## Текст
• • • • • • •
Беда, конечно, сама объединяет — мы знали друг друга, уже хотя бы потому, что в собесах наши инвалидные карточки в общих ячейках пылятся. Надо было это единение освятить казенной печатью, иначе нас для государства вроде, как и не существует. И того оно, наше Отечество, не понимает, что много теряет, не умея пользоваться интеллектом инвалидов, их зачастую пропадающим втуне талантом. Надо лишь заметить этот не такой уж малочисленный социальный слой. Словом, поддержанные Красным Крестом, Совмином, мы провели городскую учредительную конференцию и зарегистрировались как общество. Меня позвали в его президиум.
Скажу честно: я могла дать согласие только в случае, если меня поддержат домашние Муж, сын. И еще один человек Свекровь, мама Виталия.
Свекровь
Правда же: свой ребенок матери всегда кажется самым достойным счастья? И я. когда мысленно подыскивала ему пару, останавливала выбор на ярких девочках. Такие были около Виталия. Он выбрал Тоню. Она тогда была такая... Как ее имя — тоненькая. С чистыми глазами, с особой какой-то готовностью помочь. И еще что-то в ней такое было, что не позволяло ее обидеть. Упаси Бог, не физическая ущербность вовсе, а нечто другое. А, вот что: в ней отражался мой сын. Я поняла, что любит она его так же, как я. Можно ли большего желать? Он сильный, взрослый человек, я ему доверяю. Мешать, влиять на его выбор я не стала. И, знаете, не жалею. Виталий около жены стал — как бы это сказать? — более тонкокожим. И эта сверхчувствительность распространяется и на меня, и на друзей их дома, среди которых много перенесших физические страдания людей. Он ведь за их интересы бьется ничуть не меньше, чем она. Причем это получается у него естественно. Не по найму. А по любви. Дай бы Бог всем так жить.
• • • • • • •
## Что сделать
1. Ответьте на вопросы по тексту:
(a) Кто поддержал проведение городской учредительной конференции?
(b) Чья поддержка требовалась, чтобы согласиться войти в президиум?
(c) Кого выбрал Виталий?
2. Объясните по тексту, почему мать Виталия не стала мешать его выбору.
Записи здесь не понадобятся.

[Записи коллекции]
• • • • • • •
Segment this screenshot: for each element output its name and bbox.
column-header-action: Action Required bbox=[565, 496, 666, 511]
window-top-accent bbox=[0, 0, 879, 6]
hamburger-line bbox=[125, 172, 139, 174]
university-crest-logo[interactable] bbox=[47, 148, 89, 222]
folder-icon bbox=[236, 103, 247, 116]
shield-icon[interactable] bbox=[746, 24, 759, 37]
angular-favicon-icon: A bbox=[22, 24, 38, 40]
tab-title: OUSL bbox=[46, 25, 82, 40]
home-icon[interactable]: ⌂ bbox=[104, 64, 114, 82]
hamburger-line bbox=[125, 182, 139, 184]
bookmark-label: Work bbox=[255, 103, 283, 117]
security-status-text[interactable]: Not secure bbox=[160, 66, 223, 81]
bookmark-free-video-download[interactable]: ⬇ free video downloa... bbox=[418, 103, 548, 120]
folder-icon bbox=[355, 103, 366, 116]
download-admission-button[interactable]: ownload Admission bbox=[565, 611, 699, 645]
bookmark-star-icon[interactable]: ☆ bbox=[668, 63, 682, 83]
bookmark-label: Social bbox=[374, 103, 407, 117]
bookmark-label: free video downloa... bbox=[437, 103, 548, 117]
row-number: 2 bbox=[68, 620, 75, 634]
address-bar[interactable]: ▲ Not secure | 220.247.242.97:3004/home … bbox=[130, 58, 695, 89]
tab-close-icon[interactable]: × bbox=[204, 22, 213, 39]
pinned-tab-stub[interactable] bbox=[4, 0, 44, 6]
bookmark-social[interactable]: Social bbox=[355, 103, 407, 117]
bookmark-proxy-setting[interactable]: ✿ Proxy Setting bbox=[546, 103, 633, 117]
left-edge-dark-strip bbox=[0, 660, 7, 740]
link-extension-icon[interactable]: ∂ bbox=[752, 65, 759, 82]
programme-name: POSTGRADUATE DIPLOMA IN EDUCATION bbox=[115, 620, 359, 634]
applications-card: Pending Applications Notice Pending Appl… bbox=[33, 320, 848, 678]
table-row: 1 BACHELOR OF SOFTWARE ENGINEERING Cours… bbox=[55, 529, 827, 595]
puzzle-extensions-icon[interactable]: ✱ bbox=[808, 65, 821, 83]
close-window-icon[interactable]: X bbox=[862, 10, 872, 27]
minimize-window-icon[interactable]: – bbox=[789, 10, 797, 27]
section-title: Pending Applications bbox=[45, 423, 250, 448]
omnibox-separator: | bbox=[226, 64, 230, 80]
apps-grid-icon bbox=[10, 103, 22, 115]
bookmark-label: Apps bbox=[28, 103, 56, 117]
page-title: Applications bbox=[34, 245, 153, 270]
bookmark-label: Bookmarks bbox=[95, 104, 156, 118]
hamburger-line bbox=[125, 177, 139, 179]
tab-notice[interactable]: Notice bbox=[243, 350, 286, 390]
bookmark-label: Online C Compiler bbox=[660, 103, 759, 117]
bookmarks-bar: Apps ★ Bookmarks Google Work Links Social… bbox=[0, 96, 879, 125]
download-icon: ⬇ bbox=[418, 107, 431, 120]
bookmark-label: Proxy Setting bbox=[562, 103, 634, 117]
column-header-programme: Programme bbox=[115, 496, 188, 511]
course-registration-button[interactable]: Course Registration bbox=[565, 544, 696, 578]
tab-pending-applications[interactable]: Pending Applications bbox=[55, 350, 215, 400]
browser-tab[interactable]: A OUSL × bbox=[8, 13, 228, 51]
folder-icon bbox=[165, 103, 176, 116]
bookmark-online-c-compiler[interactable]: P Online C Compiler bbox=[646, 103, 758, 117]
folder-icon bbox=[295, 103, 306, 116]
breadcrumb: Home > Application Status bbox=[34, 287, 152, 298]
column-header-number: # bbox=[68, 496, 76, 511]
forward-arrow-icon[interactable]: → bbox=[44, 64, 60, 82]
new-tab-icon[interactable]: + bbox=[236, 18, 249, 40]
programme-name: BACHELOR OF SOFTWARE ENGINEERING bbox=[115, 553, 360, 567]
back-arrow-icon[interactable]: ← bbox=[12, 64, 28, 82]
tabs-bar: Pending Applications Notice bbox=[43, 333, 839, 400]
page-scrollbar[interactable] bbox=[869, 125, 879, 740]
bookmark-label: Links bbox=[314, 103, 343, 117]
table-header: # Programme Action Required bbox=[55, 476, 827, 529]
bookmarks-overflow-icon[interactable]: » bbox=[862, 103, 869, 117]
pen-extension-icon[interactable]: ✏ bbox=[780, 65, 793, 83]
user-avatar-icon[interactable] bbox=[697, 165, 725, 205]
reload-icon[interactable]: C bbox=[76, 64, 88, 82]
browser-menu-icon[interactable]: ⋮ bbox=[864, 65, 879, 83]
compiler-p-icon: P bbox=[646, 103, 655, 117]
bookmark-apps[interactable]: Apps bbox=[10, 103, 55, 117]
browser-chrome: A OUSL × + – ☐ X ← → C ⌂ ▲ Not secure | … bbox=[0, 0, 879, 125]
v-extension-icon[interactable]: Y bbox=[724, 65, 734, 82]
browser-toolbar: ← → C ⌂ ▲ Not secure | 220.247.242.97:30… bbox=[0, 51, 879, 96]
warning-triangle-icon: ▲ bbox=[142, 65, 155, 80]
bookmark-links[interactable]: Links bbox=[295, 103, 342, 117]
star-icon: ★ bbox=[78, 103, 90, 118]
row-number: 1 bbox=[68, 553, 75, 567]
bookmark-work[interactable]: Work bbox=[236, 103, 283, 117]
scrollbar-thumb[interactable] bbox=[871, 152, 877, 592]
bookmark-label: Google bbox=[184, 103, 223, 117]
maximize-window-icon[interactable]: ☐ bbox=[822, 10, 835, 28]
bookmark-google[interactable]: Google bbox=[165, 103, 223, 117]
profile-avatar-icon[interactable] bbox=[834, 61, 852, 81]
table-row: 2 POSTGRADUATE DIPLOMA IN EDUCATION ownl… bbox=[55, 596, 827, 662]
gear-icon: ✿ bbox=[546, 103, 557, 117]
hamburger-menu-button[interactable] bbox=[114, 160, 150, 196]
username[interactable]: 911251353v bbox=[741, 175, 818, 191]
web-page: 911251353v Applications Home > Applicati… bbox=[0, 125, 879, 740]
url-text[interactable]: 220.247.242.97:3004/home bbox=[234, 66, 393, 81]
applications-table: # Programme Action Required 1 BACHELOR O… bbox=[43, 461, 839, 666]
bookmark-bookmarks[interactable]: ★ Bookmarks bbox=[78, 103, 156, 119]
• • • • • • •
## Готовые ответы
1.
(a) Красный Крест и Совмин.
(b) Мужа, сына и свекрови, мамы Виталия.
(c) Тоню.

2. Она поняла, что Тоня любит Виталия так же, как она сама, и увидела в ней отражение своего сына. Кроме того, Виталий — сильный взрослый человек, и мать ему доверяет.